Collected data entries
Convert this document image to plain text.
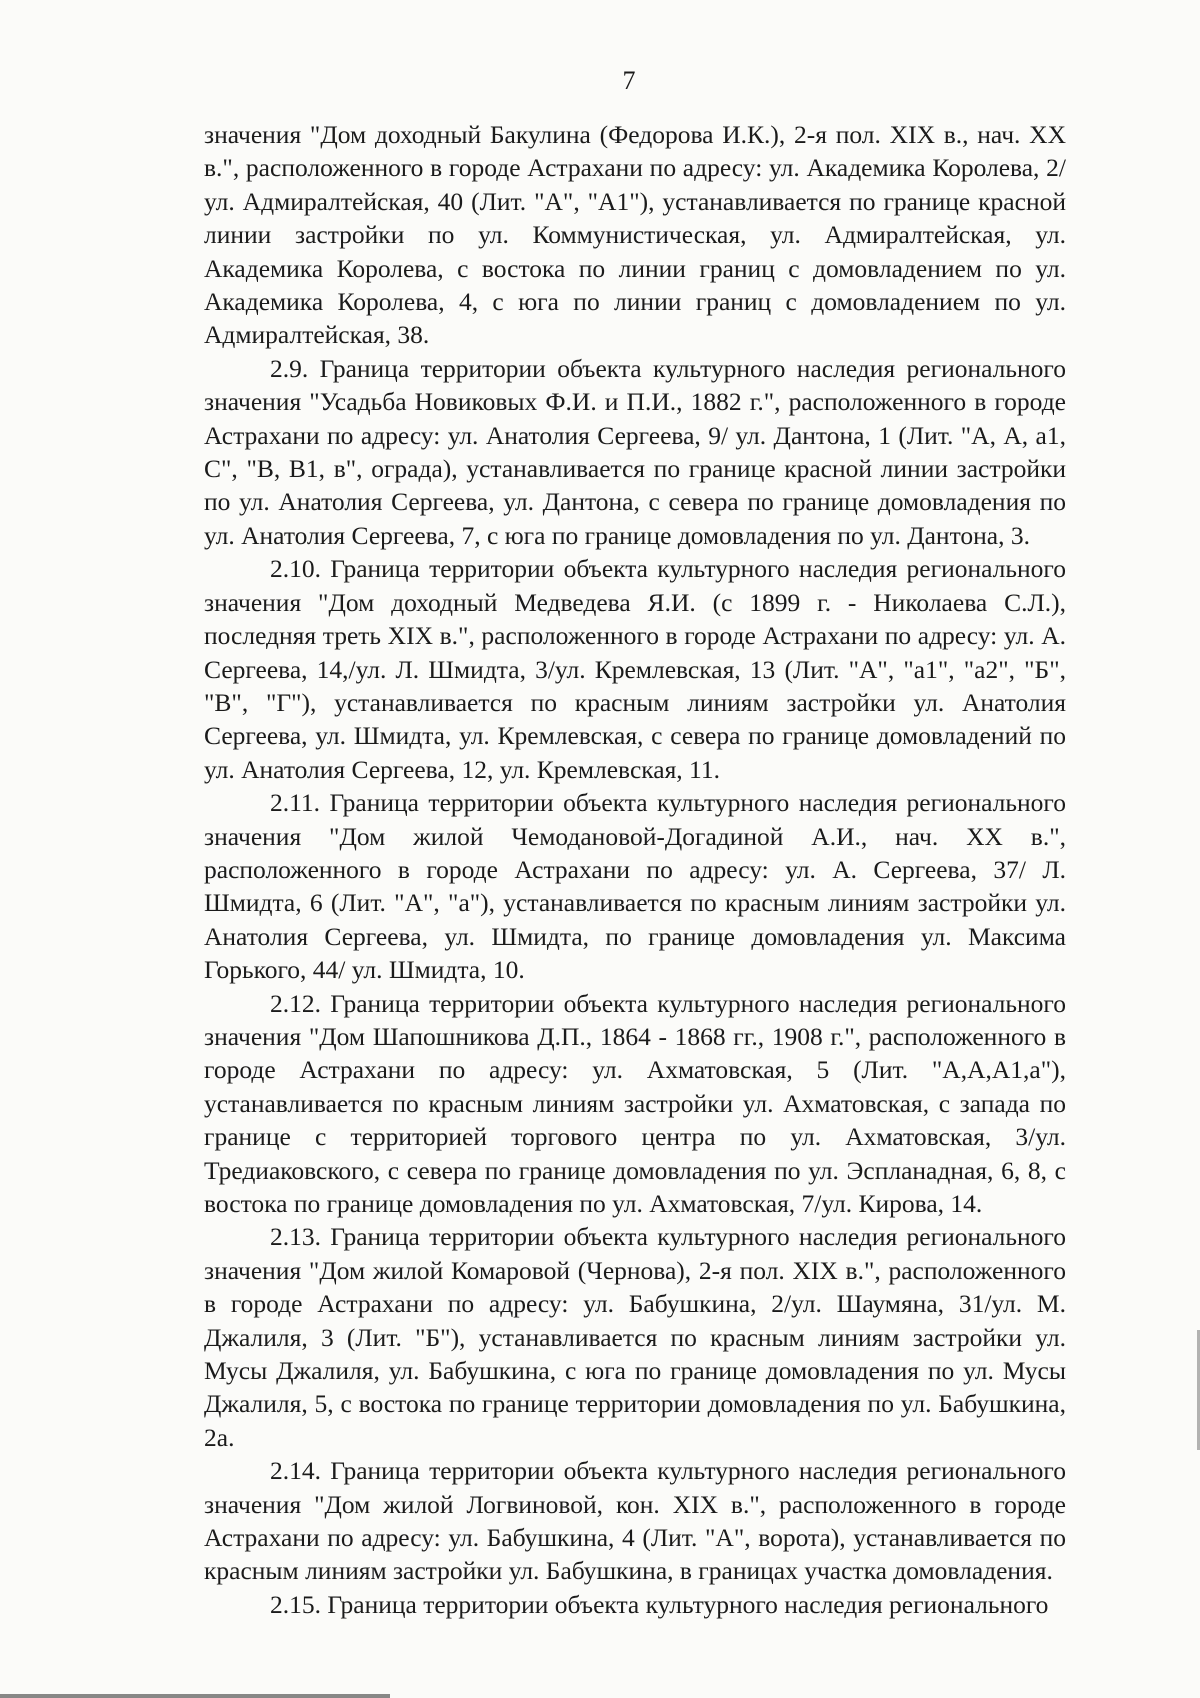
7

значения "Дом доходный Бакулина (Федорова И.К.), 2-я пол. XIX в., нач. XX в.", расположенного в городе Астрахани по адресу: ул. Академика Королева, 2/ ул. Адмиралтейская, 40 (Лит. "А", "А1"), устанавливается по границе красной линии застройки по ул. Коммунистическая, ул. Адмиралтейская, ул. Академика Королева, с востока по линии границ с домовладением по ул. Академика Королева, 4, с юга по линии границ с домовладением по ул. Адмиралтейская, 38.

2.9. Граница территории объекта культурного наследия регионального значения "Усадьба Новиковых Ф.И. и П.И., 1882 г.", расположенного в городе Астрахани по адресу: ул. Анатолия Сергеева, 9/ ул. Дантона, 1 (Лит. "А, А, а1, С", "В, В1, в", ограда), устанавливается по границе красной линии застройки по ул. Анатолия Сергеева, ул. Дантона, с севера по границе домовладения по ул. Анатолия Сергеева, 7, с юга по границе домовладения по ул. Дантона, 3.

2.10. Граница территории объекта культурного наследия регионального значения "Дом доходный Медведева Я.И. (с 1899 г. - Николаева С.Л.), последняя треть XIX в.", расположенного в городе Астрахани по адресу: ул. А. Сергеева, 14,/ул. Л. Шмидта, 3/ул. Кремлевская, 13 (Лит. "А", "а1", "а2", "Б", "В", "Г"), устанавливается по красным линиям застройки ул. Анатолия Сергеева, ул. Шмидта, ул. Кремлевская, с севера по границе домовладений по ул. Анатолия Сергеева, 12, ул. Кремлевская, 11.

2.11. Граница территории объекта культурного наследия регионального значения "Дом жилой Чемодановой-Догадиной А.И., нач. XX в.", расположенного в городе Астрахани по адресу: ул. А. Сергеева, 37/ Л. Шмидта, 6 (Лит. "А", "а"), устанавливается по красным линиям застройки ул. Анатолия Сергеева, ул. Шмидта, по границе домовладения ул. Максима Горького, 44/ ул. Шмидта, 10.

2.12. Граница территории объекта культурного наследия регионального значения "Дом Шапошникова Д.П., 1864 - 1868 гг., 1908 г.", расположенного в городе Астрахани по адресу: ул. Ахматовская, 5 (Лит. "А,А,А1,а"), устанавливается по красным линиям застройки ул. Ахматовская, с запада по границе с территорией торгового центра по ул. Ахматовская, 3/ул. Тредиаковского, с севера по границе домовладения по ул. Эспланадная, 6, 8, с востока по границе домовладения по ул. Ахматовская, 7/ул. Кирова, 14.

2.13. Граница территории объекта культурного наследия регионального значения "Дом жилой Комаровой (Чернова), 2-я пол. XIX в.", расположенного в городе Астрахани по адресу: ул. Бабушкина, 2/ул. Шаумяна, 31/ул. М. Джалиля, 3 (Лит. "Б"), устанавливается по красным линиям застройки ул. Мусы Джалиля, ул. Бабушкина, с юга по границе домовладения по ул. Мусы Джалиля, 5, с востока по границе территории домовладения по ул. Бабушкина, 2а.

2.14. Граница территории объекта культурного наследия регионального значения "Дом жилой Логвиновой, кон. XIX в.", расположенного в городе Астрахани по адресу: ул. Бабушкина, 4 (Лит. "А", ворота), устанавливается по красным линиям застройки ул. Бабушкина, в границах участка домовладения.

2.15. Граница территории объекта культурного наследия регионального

EXERCISE REQUIREMENTS> Check each line of the data above for the word "Бабушкина", then state how many lines have it. Give the number alone.

CORRECT OUTPUT> 2